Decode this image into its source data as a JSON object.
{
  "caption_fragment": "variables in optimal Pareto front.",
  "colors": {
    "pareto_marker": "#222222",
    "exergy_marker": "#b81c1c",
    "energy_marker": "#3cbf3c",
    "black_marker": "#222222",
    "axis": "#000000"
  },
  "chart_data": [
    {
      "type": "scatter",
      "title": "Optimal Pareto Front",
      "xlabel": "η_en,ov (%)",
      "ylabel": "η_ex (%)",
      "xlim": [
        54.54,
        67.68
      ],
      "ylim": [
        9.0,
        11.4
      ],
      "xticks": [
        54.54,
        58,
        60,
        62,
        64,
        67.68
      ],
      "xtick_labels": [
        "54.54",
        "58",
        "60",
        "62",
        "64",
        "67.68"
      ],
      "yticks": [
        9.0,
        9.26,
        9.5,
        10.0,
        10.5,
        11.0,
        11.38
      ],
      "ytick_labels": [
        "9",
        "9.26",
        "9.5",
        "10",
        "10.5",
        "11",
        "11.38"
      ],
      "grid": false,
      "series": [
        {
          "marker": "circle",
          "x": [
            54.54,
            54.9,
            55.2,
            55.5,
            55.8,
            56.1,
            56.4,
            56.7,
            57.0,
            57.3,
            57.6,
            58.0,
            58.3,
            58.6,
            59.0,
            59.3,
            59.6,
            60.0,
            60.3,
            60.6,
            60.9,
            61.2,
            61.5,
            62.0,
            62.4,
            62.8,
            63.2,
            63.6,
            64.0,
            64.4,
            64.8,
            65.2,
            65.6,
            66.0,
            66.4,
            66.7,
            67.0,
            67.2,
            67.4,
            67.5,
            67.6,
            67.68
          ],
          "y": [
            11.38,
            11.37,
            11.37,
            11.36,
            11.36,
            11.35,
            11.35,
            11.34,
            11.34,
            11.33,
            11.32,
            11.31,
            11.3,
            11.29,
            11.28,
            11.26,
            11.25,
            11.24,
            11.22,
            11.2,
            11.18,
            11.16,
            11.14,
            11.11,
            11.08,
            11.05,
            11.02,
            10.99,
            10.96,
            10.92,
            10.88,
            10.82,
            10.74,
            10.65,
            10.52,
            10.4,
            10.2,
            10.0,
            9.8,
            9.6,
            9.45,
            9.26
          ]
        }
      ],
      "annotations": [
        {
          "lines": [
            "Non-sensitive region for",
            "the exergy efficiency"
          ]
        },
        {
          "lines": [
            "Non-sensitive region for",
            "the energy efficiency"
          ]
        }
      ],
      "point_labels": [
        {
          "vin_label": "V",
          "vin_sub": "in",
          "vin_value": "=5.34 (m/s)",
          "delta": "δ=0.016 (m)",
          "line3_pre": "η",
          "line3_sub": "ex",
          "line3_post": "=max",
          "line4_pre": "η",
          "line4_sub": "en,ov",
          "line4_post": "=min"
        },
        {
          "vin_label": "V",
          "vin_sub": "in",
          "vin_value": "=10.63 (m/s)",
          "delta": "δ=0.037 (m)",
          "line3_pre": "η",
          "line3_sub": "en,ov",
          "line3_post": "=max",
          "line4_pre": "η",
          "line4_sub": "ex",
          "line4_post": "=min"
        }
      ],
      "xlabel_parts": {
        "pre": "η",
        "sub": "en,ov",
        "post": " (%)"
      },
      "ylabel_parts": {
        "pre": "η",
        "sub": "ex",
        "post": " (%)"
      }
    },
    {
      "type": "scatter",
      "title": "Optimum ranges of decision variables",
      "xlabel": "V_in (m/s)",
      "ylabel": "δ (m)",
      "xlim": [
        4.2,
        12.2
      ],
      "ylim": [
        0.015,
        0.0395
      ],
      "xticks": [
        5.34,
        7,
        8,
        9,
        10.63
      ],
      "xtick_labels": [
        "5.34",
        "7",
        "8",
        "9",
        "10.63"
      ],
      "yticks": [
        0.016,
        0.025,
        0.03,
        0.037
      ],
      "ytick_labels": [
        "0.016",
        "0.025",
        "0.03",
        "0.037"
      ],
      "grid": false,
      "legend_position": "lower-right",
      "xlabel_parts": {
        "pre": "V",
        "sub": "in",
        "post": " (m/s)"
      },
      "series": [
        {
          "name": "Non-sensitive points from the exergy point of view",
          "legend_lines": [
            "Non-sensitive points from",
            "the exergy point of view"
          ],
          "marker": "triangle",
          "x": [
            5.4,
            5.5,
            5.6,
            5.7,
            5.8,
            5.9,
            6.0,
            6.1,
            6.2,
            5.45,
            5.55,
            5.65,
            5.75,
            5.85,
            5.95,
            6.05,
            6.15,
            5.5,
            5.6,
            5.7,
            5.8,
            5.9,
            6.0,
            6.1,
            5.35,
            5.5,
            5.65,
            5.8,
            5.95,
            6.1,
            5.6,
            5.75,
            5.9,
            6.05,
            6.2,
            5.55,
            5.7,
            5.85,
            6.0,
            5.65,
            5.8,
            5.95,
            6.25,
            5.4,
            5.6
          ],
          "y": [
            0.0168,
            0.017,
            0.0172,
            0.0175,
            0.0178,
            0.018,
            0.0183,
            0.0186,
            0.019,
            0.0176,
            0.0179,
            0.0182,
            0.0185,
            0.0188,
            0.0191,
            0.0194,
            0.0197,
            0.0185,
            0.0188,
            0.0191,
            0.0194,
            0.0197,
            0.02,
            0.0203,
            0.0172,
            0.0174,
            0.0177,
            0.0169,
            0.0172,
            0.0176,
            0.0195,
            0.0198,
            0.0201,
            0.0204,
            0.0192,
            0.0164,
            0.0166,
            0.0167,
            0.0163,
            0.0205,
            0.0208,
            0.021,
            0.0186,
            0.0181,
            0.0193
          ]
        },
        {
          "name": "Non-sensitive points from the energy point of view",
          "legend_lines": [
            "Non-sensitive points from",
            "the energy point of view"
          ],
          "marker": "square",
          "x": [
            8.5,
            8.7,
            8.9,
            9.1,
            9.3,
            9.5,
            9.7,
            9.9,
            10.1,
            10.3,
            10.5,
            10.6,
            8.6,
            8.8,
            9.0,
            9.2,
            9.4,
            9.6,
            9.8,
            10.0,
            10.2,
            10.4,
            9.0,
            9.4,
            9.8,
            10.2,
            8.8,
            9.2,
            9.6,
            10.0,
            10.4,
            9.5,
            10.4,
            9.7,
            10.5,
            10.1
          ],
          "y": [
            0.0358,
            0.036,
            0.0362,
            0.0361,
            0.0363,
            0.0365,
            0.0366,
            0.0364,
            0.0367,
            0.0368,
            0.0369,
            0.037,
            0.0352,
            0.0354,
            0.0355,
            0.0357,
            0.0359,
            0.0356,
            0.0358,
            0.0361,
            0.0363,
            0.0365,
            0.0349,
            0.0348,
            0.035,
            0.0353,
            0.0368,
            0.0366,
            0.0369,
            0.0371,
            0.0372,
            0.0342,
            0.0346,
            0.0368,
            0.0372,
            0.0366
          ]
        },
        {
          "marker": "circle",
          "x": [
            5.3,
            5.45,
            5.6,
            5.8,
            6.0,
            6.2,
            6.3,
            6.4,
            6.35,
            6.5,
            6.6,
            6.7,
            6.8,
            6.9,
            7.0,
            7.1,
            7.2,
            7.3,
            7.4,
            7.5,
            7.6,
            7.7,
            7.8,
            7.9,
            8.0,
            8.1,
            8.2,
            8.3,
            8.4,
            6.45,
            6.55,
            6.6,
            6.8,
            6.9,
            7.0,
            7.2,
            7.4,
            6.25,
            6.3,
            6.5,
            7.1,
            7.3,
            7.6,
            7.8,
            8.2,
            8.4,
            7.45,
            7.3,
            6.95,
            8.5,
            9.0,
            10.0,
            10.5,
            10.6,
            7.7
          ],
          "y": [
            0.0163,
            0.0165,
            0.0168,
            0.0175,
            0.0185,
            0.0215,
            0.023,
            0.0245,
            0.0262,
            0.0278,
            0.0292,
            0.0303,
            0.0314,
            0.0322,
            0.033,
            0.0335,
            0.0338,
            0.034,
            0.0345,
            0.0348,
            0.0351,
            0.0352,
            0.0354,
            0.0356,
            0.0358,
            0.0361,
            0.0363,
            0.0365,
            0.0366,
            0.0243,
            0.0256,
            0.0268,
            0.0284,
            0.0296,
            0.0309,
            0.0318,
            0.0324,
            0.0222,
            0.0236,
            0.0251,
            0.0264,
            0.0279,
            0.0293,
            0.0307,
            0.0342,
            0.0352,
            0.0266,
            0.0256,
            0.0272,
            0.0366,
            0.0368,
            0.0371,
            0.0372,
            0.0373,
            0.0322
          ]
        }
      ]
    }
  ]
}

▶ _Task to complete_
State how many lines of the records hold the string "title", and nothing else.

▶ _Solution below_
2